• [Written exercise]: Across all the lines below, how many contain the string "Personal"? Please reply with the number only.

Extracted data entries:
#####
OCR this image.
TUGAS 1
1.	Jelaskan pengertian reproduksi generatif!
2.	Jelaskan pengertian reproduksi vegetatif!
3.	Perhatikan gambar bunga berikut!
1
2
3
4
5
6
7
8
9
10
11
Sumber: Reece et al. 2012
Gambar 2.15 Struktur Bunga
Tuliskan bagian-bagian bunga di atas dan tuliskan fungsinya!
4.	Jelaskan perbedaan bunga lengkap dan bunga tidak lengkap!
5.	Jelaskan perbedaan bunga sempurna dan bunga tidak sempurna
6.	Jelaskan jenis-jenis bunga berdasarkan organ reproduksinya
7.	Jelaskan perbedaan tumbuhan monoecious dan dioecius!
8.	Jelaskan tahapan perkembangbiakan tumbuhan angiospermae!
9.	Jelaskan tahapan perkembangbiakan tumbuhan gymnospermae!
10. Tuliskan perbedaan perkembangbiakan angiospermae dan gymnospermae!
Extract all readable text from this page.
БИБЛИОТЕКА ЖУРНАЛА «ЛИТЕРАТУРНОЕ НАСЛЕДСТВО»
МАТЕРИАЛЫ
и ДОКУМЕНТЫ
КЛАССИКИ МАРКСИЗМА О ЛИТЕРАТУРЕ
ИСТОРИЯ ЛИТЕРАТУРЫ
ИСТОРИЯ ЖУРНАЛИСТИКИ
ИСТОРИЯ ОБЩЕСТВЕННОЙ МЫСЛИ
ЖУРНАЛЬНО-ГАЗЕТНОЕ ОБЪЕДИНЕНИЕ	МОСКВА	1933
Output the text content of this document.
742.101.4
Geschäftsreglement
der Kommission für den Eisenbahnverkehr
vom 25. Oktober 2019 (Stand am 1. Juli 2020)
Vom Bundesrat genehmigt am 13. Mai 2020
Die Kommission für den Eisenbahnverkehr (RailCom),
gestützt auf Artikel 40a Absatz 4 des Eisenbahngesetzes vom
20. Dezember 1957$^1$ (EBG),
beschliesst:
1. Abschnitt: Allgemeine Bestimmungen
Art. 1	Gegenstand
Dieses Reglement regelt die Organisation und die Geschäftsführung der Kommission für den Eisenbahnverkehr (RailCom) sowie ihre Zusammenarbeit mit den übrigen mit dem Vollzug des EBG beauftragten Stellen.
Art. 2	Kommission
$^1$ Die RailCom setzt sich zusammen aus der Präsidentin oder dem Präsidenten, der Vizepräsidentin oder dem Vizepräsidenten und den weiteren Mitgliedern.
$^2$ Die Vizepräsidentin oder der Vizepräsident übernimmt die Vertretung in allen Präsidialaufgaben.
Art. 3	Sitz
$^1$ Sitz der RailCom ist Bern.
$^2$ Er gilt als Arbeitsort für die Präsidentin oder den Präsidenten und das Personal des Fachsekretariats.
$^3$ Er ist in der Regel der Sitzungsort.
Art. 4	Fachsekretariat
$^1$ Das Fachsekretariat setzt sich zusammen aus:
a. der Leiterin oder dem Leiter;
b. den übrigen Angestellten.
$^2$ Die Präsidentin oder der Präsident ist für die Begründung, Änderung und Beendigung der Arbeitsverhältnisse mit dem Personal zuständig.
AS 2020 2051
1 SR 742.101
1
#####
• [Finished answer]: 2